PROVIDED DATA ->
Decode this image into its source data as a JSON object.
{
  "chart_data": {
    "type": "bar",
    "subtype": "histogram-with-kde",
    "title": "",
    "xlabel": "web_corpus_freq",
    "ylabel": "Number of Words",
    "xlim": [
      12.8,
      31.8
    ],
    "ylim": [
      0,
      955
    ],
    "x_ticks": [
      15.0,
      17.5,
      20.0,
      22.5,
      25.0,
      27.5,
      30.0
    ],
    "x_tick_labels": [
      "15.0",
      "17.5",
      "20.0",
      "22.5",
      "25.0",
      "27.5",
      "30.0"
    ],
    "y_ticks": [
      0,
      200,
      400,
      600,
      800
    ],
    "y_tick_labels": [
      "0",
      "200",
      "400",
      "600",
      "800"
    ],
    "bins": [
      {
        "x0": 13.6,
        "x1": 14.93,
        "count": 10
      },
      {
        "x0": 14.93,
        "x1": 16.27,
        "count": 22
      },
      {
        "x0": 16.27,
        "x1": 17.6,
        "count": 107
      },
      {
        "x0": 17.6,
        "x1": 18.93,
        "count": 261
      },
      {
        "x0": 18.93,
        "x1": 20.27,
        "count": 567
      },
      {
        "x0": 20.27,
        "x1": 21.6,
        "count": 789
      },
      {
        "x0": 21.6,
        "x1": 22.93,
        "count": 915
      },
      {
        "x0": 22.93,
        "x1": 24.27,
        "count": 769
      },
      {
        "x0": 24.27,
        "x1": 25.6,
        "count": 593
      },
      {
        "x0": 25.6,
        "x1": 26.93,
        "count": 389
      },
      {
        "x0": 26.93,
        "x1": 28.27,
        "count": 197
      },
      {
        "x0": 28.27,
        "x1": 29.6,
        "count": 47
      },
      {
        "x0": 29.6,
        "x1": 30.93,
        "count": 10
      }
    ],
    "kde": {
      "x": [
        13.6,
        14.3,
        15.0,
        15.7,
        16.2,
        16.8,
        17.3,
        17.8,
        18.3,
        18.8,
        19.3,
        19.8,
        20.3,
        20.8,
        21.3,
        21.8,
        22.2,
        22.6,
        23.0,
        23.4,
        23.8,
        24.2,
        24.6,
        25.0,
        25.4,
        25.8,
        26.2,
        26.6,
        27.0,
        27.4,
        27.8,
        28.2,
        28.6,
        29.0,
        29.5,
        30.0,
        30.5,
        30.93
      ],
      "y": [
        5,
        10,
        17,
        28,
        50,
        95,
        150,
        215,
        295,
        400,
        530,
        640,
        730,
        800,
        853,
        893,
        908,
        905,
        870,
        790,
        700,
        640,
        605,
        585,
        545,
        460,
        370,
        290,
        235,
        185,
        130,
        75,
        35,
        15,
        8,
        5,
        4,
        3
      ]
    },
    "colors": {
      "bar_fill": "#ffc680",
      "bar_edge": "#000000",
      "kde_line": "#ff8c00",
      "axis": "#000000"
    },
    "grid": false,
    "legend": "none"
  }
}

YOUR TASK ->
Copy out the whole listing, exactly as written.

OUTPUT OF THE EXERCISE ->
Decode this image into its source data as a JSON object.
{
  "chart_data": {
    "type": "bar",
    "subtype": "histogram-with-kde",
    "title": "",
    "xlabel": "web_corpus_freq",
    "ylabel": "Number of Words",
    "xlim": [
      12.8,
      31.8
    ],
    "ylim": [
      0,
      955
    ],
    "x_ticks": [
      15.0,
      17.5,
      20.0,
      22.5,
      25.0,
      27.5,
      30.0
    ],
    "x_tick_labels": [
      "15.0",
      "17.5",
      "20.0",
      "22.5",
      "25.0",
      "27.5",
      "30.0"
    ],
    "y_ticks": [
      0,
      200,
      400,
      600,
      800
    ],
    "y_tick_labels": [
      "0",
      "200",
      "400",
      "600",
      "800"
    ],
    "bins": [
      {
        "x0": 13.6,
        "x1": 14.93,
        "count": 10
      },
      {
        "x0": 14.93,
        "x1": 16.27,
        "count": 22
      },
      {
        "x0": 16.27,
        "x1": 17.6,
        "count": 107
      },
      {
        "x0": 17.6,
        "x1": 18.93,
        "count": 261
      },
      {
        "x0": 18.93,
        "x1": 20.27,
        "count": 567
      },
      {
        "x0": 20.27,
        "x1": 21.6,
        "count": 789
      },
      {
        "x0": 21.6,
        "x1": 22.93,
        "count": 915
      },
      {
        "x0": 22.93,
        "x1": 24.27,
        "count": 769
      },
      {
        "x0": 24.27,
        "x1": 25.6,
        "count": 593
      },
      {
        "x0": 25.6,
        "x1": 26.93,
        "count": 389
      },
      {
        "x0": 26.93,
        "x1": 28.27,
        "count": 197
      },
      {
        "x0": 28.27,
        "x1": 29.6,
        "count": 47
      },
      {
        "x0": 29.6,
        "x1": 30.93,
        "count": 10
      }
    ],
    "kde": {
      "x": [
        13.6,
        14.3,
        15.0,
        15.7,
        16.2,
        16.8,
        17.3,
        17.8,
        18.3,
        18.8,
        19.3,
        19.8,
        20.3,
        20.8,
        21.3,
        21.8,
        22.2,
        22.6,
        23.0,
        23.4,
        23.8,
        24.2,
        24.6,
        25.0,
        25.4,
        25.8,
        26.2,
        26.6,
        27.0,
        27.4,
        27.8,
        28.2,
        28.6,
        29.0,
        29.5,
        30.0,
        30.5,
        30.93
      ],
      "y": [
        5,
        10,
        17,
        28,
        50,
        95,
        150,
        215,
        295,
        400,
        530,
        640,
        730,
        800,
        853,
        893,
        908,
        905,
        870,
        790,
        700,
        640,
        605,
        585,
        545,
        460,
        370,
        290,
        235,
        185,
        130,
        75,
        35,
        15,
        8,
        5,
        4,
        3
      ]
    },
    "colors": {
      "bar_fill": "#ffc680",
      "bar_edge": "#000000",
      "kde_line": "#ff8c00",
      "axis": "#000000"
    },
    "grid": false,
    "legend": "none"
  }
}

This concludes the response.